[Available records]:
-- Start --

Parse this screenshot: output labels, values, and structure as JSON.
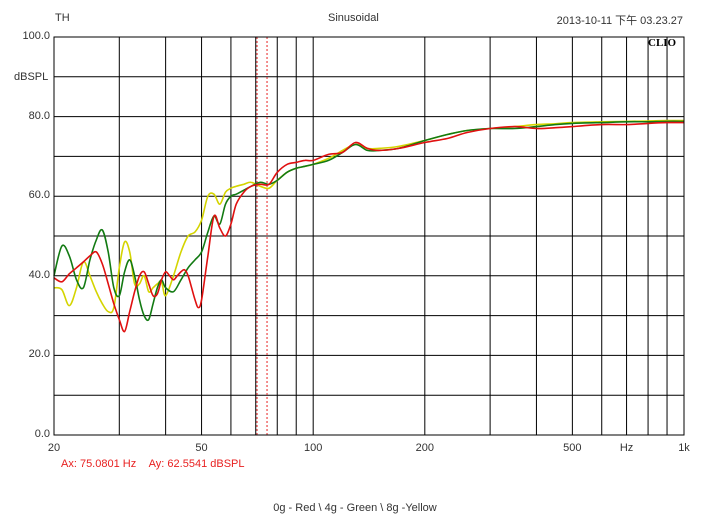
{
  "header": {
    "left": "TH",
    "center": "Sinusoidal",
    "right": "2013-10-11 下午 03.23.27"
  },
  "brand": "CLIO",
  "cursor": {
    "ax_label": "Ax: 75.0801 Hz",
    "ay_label": "Ay: 62.5541 dBSPL",
    "ax_value": 75.0801,
    "ay_value": 62.5541
  },
  "legend_text": "0g - Red \\ 4g - Green \\ 8g -Yellow",
  "chart_data": {
    "type": "line",
    "ylabel": "dBSPL",
    "x_scale": "log",
    "xlim": [
      20,
      1000
    ],
    "ylim": [
      0,
      100
    ],
    "grid": true,
    "y_ticks": [
      "100.0",
      "80.0",
      "60.0",
      "40.0",
      "20.0",
      "0.0"
    ],
    "y_tick_values": [
      100,
      80,
      60,
      40,
      20,
      0
    ],
    "x_ticks": [
      "20",
      "50",
      "100",
      "200",
      "500",
      "Hz",
      "1k"
    ],
    "x_tick_values": [
      20,
      50,
      100,
      200,
      500,
      700,
      1000
    ],
    "series": [
      {
        "name": "0g - Red",
        "color": "#e01010",
        "x": [
          20,
          21,
          22,
          23,
          24,
          25,
          26,
          27,
          28,
          29,
          30,
          31,
          32,
          33,
          34,
          35,
          36,
          37,
          38,
          39,
          40,
          41,
          42,
          43,
          44,
          45,
          46,
          47,
          48,
          49,
          50,
          52,
          54,
          56,
          58,
          60,
          62,
          65,
          68,
          72,
          76,
          80,
          85,
          90,
          95,
          100,
          110,
          120,
          130,
          140,
          150,
          170,
          200,
          230,
          260,
          300,
          350,
          400,
          450,
          500,
          600,
          700,
          800,
          900,
          1000
        ],
        "y": [
          39.5,
          38.5,
          40.5,
          42,
          43.5,
          45,
          46,
          43,
          38,
          33,
          29,
          26,
          31,
          36,
          40,
          41,
          38,
          35,
          35.5,
          39,
          41,
          40,
          39,
          40,
          41,
          41.5,
          40,
          37,
          34,
          32,
          34,
          45,
          55,
          52,
          50,
          53,
          58,
          61,
          62.5,
          63,
          63,
          66,
          68,
          68.5,
          69,
          69,
          70.5,
          71,
          73.5,
          72,
          71.5,
          72,
          73.5,
          74.5,
          76,
          77,
          77.5,
          77,
          77.2,
          77.5,
          78,
          78,
          78.3,
          78.5,
          78.5
        ]
      },
      {
        "name": "4g - Green",
        "color": "#127a12",
        "x": [
          20,
          21,
          22,
          23,
          24,
          25,
          26,
          27,
          28,
          29,
          30,
          31,
          32,
          33,
          34,
          35,
          36,
          37,
          38,
          39,
          40,
          42,
          44,
          46,
          48,
          50,
          52,
          54,
          56,
          58,
          60,
          62,
          65,
          68,
          72,
          76,
          80,
          85,
          90,
          95,
          100,
          110,
          120,
          130,
          140,
          150,
          170,
          200,
          230,
          260,
          300,
          350,
          400,
          450,
          500,
          600,
          700,
          800,
          900,
          1000
        ],
        "y": [
          40,
          47.5,
          45,
          39,
          37,
          44,
          49,
          51.5,
          46,
          37,
          35,
          41,
          44,
          40,
          34,
          30,
          29,
          33,
          37,
          39,
          37,
          36,
          39,
          42,
          44,
          46,
          51,
          55,
          53,
          58,
          60,
          60.5,
          61.5,
          62.5,
          63.5,
          63,
          64,
          66,
          67,
          67.5,
          68,
          69,
          71,
          73,
          71.5,
          71.5,
          72,
          74,
          75.5,
          76.5,
          77,
          77,
          77.5,
          78,
          78.3,
          78.5,
          78.7,
          78.7,
          78.8,
          78.8
        ]
      },
      {
        "name": "8g - Yellow",
        "color": "#d4d400",
        "x": [
          20,
          21,
          22,
          23,
          24,
          25,
          26,
          27,
          28,
          29,
          30,
          31,
          32,
          33,
          34,
          35,
          36,
          37,
          38,
          39,
          40,
          42,
          44,
          46,
          48,
          50,
          52,
          54,
          56,
          58,
          60,
          62,
          65,
          68,
          72,
          76,
          80,
          85,
          90,
          95,
          100,
          110,
          120,
          130,
          140,
          150,
          170,
          200,
          230,
          260,
          300,
          350,
          400,
          450,
          500,
          600,
          700,
          800,
          900,
          1000
        ],
        "y": [
          37,
          36.5,
          32.5,
          37,
          43.5,
          40,
          36,
          33,
          31,
          32,
          42,
          48.5,
          46,
          38,
          38,
          40,
          36,
          37,
          38,
          38.5,
          35,
          40,
          46,
          50,
          51,
          54,
          60,
          60.5,
          58,
          61,
          62,
          62.5,
          63,
          63.5,
          62.5,
          62,
          64,
          66,
          67,
          67.5,
          68,
          69.5,
          71.5,
          73,
          72,
          72,
          72.5,
          74,
          75.5,
          76.5,
          77,
          77.5,
          78,
          78.2,
          78.5,
          78.7,
          78.8,
          78.9,
          79,
          79
        ]
      }
    ]
  }
}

-- End --

Which lines contain the word "dBSPL"? Return each of them.

    "ay_label": "Ay: 62.5541 dBSPL",
    "ylabel": "dBSPL",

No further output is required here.